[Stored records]
□ □ □ □ □

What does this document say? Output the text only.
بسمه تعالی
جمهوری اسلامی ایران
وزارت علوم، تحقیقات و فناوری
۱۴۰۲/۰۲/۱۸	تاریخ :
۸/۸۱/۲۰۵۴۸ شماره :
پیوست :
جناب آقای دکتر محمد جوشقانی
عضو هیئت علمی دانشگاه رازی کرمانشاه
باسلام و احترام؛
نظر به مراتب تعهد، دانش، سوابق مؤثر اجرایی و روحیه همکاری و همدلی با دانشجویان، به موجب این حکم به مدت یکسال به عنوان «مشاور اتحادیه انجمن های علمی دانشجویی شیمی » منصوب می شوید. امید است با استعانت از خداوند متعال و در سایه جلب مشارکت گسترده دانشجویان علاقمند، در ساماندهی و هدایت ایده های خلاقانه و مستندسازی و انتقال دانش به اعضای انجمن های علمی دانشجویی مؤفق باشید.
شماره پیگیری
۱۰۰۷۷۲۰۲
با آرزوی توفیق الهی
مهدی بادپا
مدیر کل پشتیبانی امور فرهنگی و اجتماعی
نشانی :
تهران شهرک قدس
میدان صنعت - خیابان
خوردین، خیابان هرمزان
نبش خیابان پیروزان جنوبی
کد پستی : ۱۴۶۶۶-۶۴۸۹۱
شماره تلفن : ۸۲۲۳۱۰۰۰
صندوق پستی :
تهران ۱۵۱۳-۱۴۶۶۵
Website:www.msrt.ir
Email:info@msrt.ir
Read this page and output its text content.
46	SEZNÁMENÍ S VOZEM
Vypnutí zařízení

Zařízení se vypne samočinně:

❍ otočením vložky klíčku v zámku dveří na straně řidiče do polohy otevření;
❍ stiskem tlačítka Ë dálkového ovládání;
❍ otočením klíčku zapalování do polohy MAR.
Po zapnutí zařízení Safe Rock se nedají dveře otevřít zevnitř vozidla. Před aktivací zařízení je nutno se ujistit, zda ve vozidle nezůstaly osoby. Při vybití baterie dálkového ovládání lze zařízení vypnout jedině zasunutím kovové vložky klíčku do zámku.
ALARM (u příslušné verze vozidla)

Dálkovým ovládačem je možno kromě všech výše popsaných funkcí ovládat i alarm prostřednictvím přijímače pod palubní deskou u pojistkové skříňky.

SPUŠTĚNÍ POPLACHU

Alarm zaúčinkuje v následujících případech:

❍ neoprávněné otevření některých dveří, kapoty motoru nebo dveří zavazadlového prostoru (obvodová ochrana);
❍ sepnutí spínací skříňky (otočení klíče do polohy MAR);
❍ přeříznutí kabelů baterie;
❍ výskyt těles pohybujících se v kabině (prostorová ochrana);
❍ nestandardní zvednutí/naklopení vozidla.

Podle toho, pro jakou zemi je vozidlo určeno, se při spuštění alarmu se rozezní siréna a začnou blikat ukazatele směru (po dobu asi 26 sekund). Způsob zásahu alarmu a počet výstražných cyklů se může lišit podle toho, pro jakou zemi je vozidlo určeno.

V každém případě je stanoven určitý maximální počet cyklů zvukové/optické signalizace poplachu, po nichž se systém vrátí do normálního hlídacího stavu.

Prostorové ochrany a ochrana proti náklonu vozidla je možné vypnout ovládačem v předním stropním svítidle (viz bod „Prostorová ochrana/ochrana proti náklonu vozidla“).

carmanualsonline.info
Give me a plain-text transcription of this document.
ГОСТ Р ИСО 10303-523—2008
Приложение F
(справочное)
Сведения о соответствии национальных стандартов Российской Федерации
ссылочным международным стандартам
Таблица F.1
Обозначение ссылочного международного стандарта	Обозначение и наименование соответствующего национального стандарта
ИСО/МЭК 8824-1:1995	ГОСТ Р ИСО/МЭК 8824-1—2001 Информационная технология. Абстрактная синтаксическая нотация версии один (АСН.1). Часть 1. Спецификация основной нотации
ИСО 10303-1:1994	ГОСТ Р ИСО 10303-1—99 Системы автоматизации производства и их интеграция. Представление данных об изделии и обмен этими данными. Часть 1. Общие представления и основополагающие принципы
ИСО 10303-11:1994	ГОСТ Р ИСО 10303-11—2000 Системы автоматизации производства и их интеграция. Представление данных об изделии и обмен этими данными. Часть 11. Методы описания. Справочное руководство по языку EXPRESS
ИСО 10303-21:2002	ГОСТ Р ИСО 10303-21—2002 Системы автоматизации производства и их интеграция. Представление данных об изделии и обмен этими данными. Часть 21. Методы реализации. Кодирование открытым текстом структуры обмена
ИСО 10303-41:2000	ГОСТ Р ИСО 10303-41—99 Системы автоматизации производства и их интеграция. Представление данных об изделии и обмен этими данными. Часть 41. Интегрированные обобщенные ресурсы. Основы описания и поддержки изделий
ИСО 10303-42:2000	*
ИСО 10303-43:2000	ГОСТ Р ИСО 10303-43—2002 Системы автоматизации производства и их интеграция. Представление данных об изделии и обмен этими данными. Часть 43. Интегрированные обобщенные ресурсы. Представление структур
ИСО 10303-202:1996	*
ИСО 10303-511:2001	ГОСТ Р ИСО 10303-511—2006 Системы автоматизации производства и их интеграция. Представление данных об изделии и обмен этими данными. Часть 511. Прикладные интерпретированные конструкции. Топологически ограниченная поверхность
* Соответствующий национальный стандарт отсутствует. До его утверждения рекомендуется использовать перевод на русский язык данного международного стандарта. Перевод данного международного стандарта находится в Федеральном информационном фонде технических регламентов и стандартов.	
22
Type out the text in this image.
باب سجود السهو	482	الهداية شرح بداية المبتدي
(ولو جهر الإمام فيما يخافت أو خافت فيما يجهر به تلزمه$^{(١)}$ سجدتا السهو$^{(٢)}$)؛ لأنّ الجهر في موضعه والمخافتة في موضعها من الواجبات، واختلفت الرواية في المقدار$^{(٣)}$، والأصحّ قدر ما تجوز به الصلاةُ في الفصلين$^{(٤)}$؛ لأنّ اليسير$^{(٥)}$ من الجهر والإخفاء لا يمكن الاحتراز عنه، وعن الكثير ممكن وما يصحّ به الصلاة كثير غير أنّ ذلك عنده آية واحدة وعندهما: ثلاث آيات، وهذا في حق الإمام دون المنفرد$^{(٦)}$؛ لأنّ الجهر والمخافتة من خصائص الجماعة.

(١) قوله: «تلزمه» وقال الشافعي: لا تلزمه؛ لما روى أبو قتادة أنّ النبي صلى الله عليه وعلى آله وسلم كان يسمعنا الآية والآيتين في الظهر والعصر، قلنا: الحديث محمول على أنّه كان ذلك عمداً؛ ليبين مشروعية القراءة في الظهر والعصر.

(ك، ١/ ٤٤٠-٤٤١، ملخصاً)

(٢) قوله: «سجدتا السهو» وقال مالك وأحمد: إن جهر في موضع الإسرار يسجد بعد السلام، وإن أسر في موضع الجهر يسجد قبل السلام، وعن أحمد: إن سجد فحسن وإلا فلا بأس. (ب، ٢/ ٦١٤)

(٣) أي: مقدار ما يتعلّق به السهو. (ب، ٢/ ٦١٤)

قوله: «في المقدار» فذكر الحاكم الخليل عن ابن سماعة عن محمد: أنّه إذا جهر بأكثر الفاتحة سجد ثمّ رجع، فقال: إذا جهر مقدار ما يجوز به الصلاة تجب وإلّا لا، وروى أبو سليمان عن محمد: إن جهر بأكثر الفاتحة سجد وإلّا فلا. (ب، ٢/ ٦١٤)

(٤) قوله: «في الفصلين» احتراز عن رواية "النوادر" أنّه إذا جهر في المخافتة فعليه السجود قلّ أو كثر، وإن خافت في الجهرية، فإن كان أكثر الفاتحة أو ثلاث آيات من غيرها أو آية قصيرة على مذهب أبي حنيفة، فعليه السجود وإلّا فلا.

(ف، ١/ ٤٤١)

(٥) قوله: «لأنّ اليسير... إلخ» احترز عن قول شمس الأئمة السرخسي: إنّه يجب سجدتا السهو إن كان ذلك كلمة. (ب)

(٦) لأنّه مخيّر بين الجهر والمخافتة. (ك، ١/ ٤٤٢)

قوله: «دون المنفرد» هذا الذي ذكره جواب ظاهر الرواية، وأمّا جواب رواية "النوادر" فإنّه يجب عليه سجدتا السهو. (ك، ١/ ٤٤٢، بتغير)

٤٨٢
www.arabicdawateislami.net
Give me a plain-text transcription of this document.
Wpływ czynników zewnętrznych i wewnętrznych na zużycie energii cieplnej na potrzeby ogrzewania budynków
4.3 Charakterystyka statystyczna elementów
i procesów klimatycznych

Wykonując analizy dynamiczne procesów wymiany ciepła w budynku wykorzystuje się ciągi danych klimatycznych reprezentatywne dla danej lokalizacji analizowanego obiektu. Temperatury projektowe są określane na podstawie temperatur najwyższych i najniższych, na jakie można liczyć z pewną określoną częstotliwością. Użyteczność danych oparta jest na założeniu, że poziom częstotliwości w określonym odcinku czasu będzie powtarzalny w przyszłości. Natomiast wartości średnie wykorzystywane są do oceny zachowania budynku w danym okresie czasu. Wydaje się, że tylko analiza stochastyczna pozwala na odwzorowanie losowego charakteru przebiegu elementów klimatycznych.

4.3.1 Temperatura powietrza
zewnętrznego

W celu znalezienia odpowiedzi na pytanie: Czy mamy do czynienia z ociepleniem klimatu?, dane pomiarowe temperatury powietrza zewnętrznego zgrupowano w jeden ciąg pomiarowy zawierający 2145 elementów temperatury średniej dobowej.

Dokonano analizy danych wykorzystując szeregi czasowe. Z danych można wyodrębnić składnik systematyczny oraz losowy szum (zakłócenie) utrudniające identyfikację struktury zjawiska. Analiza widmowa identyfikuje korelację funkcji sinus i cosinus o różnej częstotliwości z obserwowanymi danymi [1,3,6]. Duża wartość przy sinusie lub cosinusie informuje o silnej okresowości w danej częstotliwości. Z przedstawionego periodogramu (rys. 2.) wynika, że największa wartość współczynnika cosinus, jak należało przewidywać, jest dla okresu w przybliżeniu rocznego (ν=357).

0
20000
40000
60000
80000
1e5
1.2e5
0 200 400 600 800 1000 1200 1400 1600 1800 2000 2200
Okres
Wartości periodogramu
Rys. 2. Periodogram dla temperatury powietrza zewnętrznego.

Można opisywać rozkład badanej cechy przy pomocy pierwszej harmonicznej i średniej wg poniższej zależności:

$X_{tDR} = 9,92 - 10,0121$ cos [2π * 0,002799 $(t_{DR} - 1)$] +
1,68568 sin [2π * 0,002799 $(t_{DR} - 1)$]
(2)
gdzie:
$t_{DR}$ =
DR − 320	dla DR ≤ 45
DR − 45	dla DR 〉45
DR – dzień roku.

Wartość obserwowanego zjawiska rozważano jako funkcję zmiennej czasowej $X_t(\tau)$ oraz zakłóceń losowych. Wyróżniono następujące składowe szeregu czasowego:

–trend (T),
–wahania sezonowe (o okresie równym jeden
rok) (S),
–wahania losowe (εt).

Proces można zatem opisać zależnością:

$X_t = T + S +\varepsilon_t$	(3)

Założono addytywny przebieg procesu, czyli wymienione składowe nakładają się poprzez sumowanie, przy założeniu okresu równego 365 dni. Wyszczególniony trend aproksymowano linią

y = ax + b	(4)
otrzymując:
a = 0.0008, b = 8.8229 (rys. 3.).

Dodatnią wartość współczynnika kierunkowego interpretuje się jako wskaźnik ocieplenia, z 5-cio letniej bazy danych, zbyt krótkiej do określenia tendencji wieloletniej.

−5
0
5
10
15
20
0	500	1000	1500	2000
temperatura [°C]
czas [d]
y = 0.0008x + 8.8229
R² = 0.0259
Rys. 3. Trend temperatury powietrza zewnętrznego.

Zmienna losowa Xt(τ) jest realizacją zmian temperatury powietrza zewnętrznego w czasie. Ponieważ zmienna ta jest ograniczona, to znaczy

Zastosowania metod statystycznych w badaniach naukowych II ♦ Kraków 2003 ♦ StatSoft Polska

□ □ □ □ □

- Your instructions
Show each line in the entries that holds the string "ovládání".

- Solution for this exercise
❍ stiskem tlačítka Ë dálkového ovládání;
Po zapnutí zařízení Safe Rock se nedají dveře otevřít zevnitř vozidla. Před aktivací zařízení je nutno se ujistit, zda ve vozidle nezůstaly osoby. Při vybití baterie dálkového ovládání lze zařízení vypnout jedině zasunutím kovové vložky klíčku do zámku.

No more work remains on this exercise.